Items from a figure collection
>>>>
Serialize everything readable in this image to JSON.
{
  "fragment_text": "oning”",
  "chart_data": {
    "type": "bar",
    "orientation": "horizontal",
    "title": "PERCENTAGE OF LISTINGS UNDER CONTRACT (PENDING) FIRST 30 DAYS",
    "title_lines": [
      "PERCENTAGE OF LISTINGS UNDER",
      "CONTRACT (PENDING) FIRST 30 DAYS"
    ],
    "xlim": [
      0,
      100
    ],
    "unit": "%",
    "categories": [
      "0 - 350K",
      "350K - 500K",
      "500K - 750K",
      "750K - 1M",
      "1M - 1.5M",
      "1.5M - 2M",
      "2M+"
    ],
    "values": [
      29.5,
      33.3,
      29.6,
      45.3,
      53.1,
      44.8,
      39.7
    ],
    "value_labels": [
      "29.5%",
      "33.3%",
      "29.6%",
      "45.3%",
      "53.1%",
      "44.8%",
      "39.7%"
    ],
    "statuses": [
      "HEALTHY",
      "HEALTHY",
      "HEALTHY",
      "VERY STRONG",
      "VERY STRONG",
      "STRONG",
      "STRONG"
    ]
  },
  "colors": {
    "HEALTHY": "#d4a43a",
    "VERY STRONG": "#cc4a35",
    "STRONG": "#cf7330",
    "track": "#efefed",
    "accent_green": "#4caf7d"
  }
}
<<<<
**JOB**
Take the lines above and print them exactly.

**THE RESPONSE**
Serialize everything readable in this image to JSON.
{
  "fragment_text": "oning”",
  "chart_data": {
    "type": "bar",
    "orientation": "horizontal",
    "title": "PERCENTAGE OF LISTINGS UNDER CONTRACT (PENDING) FIRST 30 DAYS",
    "title_lines": [
      "PERCENTAGE OF LISTINGS UNDER",
      "CONTRACT (PENDING) FIRST 30 DAYS"
    ],
    "xlim": [
      0,
      100
    ],
    "unit": "%",
    "categories": [
      "0 - 350K",
      "350K - 500K",
      "500K - 750K",
      "750K - 1M",
      "1M - 1.5M",
      "1.5M - 2M",
      "2M+"
    ],
    "values": [
      29.5,
      33.3,
      29.6,
      45.3,
      53.1,
      44.8,
      39.7
    ],
    "value_labels": [
      "29.5%",
      "33.3%",
      "29.6%",
      "45.3%",
      "53.1%",
      "44.8%",
      "39.7%"
    ],
    "statuses": [
      "HEALTHY",
      "HEALTHY",
      "HEALTHY",
      "VERY STRONG",
      "VERY STRONG",
      "STRONG",
      "STRONG"
    ]
  },
  "colors": {
    "HEALTHY": "#d4a43a",
    "VERY STRONG": "#cc4a35",
    "STRONG": "#cf7330",
    "track": "#efefed",
    "accent_green": "#4caf7d"
  }
}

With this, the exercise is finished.